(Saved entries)

==========

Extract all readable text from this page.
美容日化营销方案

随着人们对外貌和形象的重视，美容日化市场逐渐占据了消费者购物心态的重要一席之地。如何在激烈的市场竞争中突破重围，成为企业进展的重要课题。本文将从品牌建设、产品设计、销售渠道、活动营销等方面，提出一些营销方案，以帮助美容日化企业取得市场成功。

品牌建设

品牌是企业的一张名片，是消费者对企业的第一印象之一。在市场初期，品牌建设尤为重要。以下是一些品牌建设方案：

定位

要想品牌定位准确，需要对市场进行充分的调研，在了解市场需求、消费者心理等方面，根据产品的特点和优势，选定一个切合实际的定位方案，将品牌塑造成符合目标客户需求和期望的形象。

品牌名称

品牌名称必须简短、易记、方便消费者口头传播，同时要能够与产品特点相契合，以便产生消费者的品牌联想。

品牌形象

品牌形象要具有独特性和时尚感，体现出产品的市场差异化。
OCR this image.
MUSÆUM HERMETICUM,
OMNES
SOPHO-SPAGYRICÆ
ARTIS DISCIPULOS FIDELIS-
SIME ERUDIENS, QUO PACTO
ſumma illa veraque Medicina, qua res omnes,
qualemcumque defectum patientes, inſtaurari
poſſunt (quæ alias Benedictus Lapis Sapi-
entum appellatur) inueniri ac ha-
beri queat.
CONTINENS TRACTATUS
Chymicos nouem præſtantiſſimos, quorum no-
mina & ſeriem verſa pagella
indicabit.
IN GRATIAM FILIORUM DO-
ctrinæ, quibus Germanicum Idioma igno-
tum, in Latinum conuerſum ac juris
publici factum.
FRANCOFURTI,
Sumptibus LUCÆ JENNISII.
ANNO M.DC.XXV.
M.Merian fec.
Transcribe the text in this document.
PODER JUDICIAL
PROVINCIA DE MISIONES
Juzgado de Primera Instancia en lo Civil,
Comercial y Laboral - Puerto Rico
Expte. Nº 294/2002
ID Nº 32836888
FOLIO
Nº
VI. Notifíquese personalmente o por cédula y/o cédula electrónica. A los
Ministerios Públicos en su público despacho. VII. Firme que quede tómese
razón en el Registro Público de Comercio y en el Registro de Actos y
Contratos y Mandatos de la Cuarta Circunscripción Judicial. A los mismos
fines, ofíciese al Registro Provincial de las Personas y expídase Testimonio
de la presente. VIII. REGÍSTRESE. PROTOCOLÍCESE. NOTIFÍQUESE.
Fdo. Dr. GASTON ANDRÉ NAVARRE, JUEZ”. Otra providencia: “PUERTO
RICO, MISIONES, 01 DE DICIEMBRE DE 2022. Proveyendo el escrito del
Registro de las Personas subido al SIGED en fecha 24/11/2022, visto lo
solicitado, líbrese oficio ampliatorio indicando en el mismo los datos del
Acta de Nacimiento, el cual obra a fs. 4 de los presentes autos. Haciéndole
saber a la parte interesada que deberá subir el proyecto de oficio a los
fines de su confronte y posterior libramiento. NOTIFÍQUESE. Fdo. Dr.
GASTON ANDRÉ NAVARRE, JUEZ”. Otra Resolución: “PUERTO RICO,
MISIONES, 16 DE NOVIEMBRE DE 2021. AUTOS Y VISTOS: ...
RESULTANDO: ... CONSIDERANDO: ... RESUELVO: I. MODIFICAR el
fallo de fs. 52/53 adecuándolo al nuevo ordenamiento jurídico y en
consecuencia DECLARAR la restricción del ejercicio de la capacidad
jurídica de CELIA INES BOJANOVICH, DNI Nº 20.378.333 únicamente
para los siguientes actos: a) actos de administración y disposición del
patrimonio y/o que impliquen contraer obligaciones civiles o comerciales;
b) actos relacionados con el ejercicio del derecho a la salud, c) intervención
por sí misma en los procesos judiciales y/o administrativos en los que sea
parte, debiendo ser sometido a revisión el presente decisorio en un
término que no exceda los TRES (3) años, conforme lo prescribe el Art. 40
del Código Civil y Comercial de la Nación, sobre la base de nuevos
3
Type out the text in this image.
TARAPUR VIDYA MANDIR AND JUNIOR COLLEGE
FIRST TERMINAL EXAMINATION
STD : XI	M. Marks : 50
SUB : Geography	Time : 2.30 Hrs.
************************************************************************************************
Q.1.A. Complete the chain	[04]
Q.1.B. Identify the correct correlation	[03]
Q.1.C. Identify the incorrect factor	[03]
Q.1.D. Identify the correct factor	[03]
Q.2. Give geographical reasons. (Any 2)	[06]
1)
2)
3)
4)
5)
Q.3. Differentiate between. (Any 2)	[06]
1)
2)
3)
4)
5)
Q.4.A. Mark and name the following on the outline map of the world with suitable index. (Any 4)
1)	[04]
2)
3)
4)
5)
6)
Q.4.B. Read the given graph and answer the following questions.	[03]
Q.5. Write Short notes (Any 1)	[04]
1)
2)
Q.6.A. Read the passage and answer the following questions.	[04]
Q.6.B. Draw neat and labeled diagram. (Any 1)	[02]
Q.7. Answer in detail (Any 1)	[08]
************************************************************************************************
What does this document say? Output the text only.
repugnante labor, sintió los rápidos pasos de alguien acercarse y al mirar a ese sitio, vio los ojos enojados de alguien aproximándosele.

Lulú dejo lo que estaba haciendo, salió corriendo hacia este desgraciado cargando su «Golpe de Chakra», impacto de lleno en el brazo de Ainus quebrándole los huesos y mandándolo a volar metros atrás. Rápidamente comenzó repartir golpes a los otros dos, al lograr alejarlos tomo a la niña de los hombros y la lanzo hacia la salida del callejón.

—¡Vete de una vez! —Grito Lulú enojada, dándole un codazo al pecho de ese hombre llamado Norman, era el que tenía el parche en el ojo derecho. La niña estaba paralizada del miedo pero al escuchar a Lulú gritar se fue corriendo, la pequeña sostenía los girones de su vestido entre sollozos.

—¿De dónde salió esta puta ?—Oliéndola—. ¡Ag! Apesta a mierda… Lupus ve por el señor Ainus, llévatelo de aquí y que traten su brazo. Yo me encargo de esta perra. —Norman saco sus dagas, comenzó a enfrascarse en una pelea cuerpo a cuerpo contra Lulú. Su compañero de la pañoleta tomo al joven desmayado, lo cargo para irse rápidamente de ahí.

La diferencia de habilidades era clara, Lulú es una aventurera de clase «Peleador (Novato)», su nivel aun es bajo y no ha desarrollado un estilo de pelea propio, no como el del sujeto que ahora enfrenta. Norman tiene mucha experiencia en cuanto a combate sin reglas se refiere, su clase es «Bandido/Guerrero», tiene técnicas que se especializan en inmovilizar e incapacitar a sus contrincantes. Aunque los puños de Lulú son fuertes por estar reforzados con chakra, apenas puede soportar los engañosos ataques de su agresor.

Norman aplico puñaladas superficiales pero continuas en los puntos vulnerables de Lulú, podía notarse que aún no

==========

- [Exercise task]:
Write out the material from the first line to the last, exactly.

- [Completed task]:
Extract all readable text from this page.
美容日化营销方案

随着人们对外貌和形象的重视，美容日化市场逐渐占据了消费者购物心态的重要一席之地。如何在激烈的市场竞争中突破重围，成为企业进展的重要课题。本文将从品牌建设、产品设计、销售渠道、活动营销等方面，提出一些营销方案，以帮助美容日化企业取得市场成功。

品牌建设

品牌是企业的一张名片，是消费者对企业的第一印象之一。在市场初期，品牌建设尤为重要。以下是一些品牌建设方案：

定位

要想品牌定位准确，需要对市场进行充分的调研，在了解市场需求、消费者心理等方面，根据产品的特点和优势，选定一个切合实际的定位方案，将品牌塑造成符合目标客户需求和期望的形象。

品牌名称

品牌名称必须简短、易记、方便消费者口头传播，同时要能够与产品特点相契合，以便产生消费者的品牌联想。

品牌形象

品牌形象要具有独特性和时尚感，体现出产品的市场差异化。
OCR this image.
MUSÆUM HERMETICUM,
OMNES
SOPHO-SPAGYRICÆ
ARTIS DISCIPULOS FIDELIS-
SIME ERUDIENS, QUO PACTO
ſumma illa veraque Medicina, qua res omnes,
qualemcumque defectum patientes, inſtaurari
poſſunt (quæ alias Benedictus Lapis Sapi-
entum appellatur) inueniri ac ha-
beri queat.
CONTINENS TRACTATUS
Chymicos nouem præſtantiſſimos, quorum no-
mina & ſeriem verſa pagella
indicabit.
IN GRATIAM FILIORUM DO-
ctrinæ, quibus Germanicum Idioma igno-
tum, in Latinum conuerſum ac juris
publici factum.
FRANCOFURTI,
Sumptibus LUCÆ JENNISII.
ANNO M.DC.XXV.
M.Merian fec.
Transcribe the text in this document.
PODER JUDICIAL
PROVINCIA DE MISIONES
Juzgado de Primera Instancia en lo Civil,
Comercial y Laboral - Puerto Rico
Expte. Nº 294/2002
ID Nº 32836888
FOLIO
Nº
VI. Notifíquese personalmente o por cédula y/o cédula electrónica. A los
Ministerios Públicos en su público despacho. VII. Firme que quede tómese
razón en el Registro Público de Comercio y en el Registro de Actos y
Contratos y Mandatos de la Cuarta Circunscripción Judicial. A los mismos
fines, ofíciese al Registro Provincial de las Personas y expídase Testimonio
de la presente. VIII. REGÍSTRESE. PROTOCOLÍCESE. NOTIFÍQUESE.
Fdo. Dr. GASTON ANDRÉ NAVARRE, JUEZ”. Otra providencia: “PUERTO
RICO, MISIONES, 01 DE DICIEMBRE DE 2022. Proveyendo el escrito del
Registro de las Personas subido al SIGED en fecha 24/11/2022, visto lo
solicitado, líbrese oficio ampliatorio indicando en el mismo los datos del
Acta de Nacimiento, el cual obra a fs. 4 de los presentes autos. Haciéndole
saber a la parte interesada que deberá subir el proyecto de oficio a los
fines de su confronte y posterior libramiento. NOTIFÍQUESE. Fdo. Dr.
GASTON ANDRÉ NAVARRE, JUEZ”. Otra Resolución: “PUERTO RICO,
MISIONES, 16 DE NOVIEMBRE DE 2021. AUTOS Y VISTOS: ...
RESULTANDO: ... CONSIDERANDO: ... RESUELVO: I. MODIFICAR el
fallo de fs. 52/53 adecuándolo al nuevo ordenamiento jurídico y en
consecuencia DECLARAR la restricción del ejercicio de la capacidad
jurídica de CELIA INES BOJANOVICH, DNI Nº 20.378.333 únicamente
para los siguientes actos: a) actos de administración y disposición del
patrimonio y/o que impliquen contraer obligaciones civiles o comerciales;
b) actos relacionados con el ejercicio del derecho a la salud, c) intervención
por sí misma en los procesos judiciales y/o administrativos en los que sea
parte, debiendo ser sometido a revisión el presente decisorio en un
término que no exceda los TRES (3) años, conforme lo prescribe el Art. 40
del Código Civil y Comercial de la Nación, sobre la base de nuevos
3
Type out the text in this image.
TARAPUR VIDYA MANDIR AND JUNIOR COLLEGE
FIRST TERMINAL EXAMINATION
STD : XI	M. Marks : 50
SUB : Geography	Time : 2.30 Hrs.
************************************************************************************************
Q.1.A. Complete the chain	[04]
Q.1.B. Identify the correct correlation	[03]
Q.1.C. Identify the incorrect factor	[03]
Q.1.D. Identify the correct factor	[03]
Q.2. Give geographical reasons. (Any 2)	[06]
1)
2)
3)
4)
5)
Q.3. Differentiate between. (Any 2)	[06]
1)
2)
3)
4)
5)
Q.4.A. Mark and name the following on the outline map of the world with suitable index. (Any 4)
1)	[04]
2)
3)
4)
5)
6)
Q.4.B. Read the given graph and answer the following questions.	[03]
Q.5. Write Short notes (Any 1)	[04]
1)
2)
Q.6.A. Read the passage and answer the following questions.	[04]
Q.6.B. Draw neat and labeled diagram. (Any 1)	[02]
Q.7. Answer in detail (Any 1)	[08]
************************************************************************************************
What does this document say? Output the text only.
repugnante labor, sintió los rápidos pasos de alguien acercarse y al mirar a ese sitio, vio los ojos enojados de alguien aproximándosele.

Lulú dejo lo que estaba haciendo, salió corriendo hacia este desgraciado cargando su «Golpe de Chakra», impacto de lleno en el brazo de Ainus quebrándole los huesos y mandándolo a volar metros atrás. Rápidamente comenzó repartir golpes a los otros dos, al lograr alejarlos tomo a la niña de los hombros y la lanzo hacia la salida del callejón.

—¡Vete de una vez! —Grito Lulú enojada, dándole un codazo al pecho de ese hombre llamado Norman, era el que tenía el parche en el ojo derecho. La niña estaba paralizada del miedo pero al escuchar a Lulú gritar se fue corriendo, la pequeña sostenía los girones de su vestido entre sollozos.

—¿De dónde salió esta puta ?—Oliéndola—. ¡Ag! Apesta a mierda… Lupus ve por el señor Ainus, llévatelo de aquí y que traten su brazo. Yo me encargo de esta perra. —Norman saco sus dagas, comenzó a enfrascarse en una pelea cuerpo a cuerpo contra Lulú. Su compañero de la pañoleta tomo al joven desmayado, lo cargo para irse rápidamente de ahí.

La diferencia de habilidades era clara, Lulú es una aventurera de clase «Peleador (Novato)», su nivel aun es bajo y no ha desarrollado un estilo de pelea propio, no como el del sujeto que ahora enfrenta. Norman tiene mucha experiencia en cuanto a combate sin reglas se refiere, su clase es «Bandido/Guerrero», tiene técnicas que se especializan en inmovilizar e incapacitar a sus contrincantes. Aunque los puños de Lulú son fuertes por estar reforzados con chakra, apenas puede soportar los engañosos ataques de su agresor.

Norman aplico puñaladas superficiales pero continuas en los puntos vulnerables de Lulú, podía notarse que aún no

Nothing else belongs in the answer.